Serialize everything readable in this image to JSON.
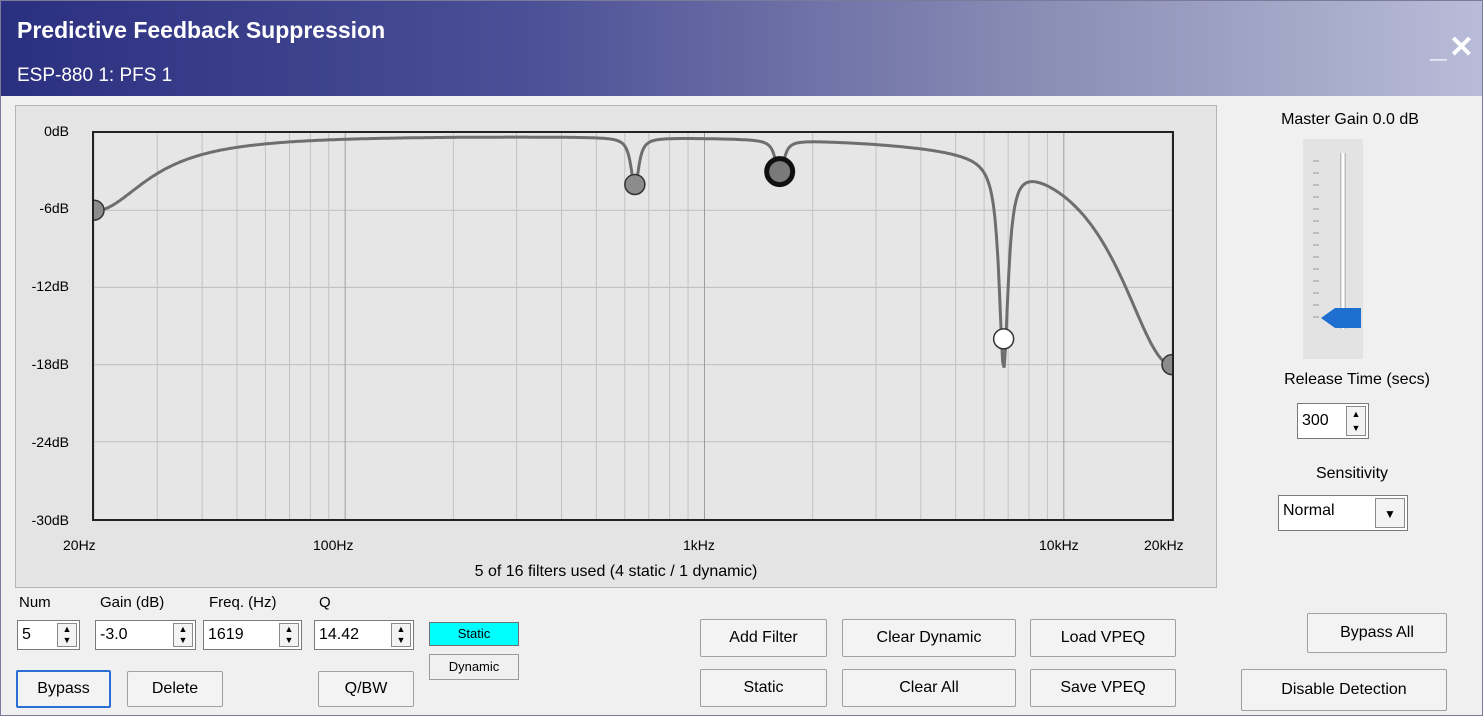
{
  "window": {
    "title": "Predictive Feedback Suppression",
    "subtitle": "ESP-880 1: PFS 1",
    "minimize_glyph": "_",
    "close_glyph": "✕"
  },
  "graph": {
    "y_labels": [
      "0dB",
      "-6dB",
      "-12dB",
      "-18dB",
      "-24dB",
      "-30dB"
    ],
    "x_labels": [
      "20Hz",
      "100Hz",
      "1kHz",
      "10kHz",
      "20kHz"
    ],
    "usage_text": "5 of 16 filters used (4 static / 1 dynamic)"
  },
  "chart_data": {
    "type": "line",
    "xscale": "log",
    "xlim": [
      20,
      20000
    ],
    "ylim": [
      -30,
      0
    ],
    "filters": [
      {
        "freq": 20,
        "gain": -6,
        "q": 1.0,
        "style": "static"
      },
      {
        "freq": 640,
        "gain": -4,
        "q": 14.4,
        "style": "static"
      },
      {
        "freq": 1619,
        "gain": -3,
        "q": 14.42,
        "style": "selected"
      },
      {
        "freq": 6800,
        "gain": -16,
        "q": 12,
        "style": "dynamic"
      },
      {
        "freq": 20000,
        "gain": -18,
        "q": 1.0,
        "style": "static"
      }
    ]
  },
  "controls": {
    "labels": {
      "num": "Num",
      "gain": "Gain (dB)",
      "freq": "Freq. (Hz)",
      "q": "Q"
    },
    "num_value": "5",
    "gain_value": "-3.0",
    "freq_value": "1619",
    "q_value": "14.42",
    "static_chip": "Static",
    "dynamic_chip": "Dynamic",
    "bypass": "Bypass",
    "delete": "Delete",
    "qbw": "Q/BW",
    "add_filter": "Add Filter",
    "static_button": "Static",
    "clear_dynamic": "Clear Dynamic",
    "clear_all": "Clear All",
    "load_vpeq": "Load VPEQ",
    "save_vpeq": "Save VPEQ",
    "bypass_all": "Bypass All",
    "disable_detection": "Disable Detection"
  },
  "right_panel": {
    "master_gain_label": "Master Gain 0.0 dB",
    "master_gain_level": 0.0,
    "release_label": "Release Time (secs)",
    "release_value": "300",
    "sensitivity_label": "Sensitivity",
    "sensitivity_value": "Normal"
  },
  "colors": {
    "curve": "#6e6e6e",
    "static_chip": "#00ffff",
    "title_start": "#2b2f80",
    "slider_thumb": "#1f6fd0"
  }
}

******************************

**INSTRUCTION:** Print the complete listing exactly as it stands, without its pictures.

**EXERCISE RESULT:**
Serialize everything readable in this image to JSON.
{
  "window": {
    "title": "Predictive Feedback Suppression",
    "subtitle": "ESP-880 1: PFS 1",
    "minimize_glyph": "_",
    "close_glyph": "✕"
  },
  "graph": {
    "y_labels": [
      "0dB",
      "-6dB",
      "-12dB",
      "-18dB",
      "-24dB",
      "-30dB"
    ],
    "x_labels": [
      "20Hz",
      "100Hz",
      "1kHz",
      "10kHz",
      "20kHz"
    ],
    "usage_text": "5 of 16 filters used (4 static / 1 dynamic)"
  },
  "chart_data": {
    "type": "line",
    "xscale": "log",
    "xlim": [
      20,
      20000
    ],
    "ylim": [
      -30,
      0
    ],
    "filters": [
      {
        "freq": 20,
        "gain": -6,
        "q": 1.0,
        "style": "static"
      },
      {
        "freq": 640,
        "gain": -4,
        "q": 14.4,
        "style": "static"
      },
      {
        "freq": 1619,
        "gain": -3,
        "q": 14.42,
        "style": "selected"
      },
      {
        "freq": 6800,
        "gain": -16,
        "q": 12,
        "style": "dynamic"
      },
      {
        "freq": 20000,
        "gain": -18,
        "q": 1.0,
        "style": "static"
      }
    ]
  },
  "controls": {
    "labels": {
      "num": "Num",
      "gain": "Gain (dB)",
      "freq": "Freq. (Hz)",
      "q": "Q"
    },
    "num_value": "5",
    "gain_value": "-3.0",
    "freq_value": "1619",
    "q_value": "14.42",
    "static_chip": "Static",
    "dynamic_chip": "Dynamic",
    "bypass": "Bypass",
    "delete": "Delete",
    "qbw": "Q/BW",
    "add_filter": "Add Filter",
    "static_button": "Static",
    "clear_dynamic": "Clear Dynamic",
    "clear_all": "Clear All",
    "load_vpeq": "Load VPEQ",
    "save_vpeq": "Save VPEQ",
    "bypass_all": "Bypass All",
    "disable_detection": "Disable Detection"
  },
  "right_panel": {
    "master_gain_label": "Master Gain 0.0 dB",
    "master_gain_level": 0.0,
    "release_label": "Release Time (secs)",
    "release_value": "300",
    "sensitivity_label": "Sensitivity",
    "sensitivity_value": "Normal"
  },
  "colors": {
    "curve": "#6e6e6e",
    "static_chip": "#00ffff",
    "title_start": "#2b2f80",
    "slider_thumb": "#1f6fd0"
  }
}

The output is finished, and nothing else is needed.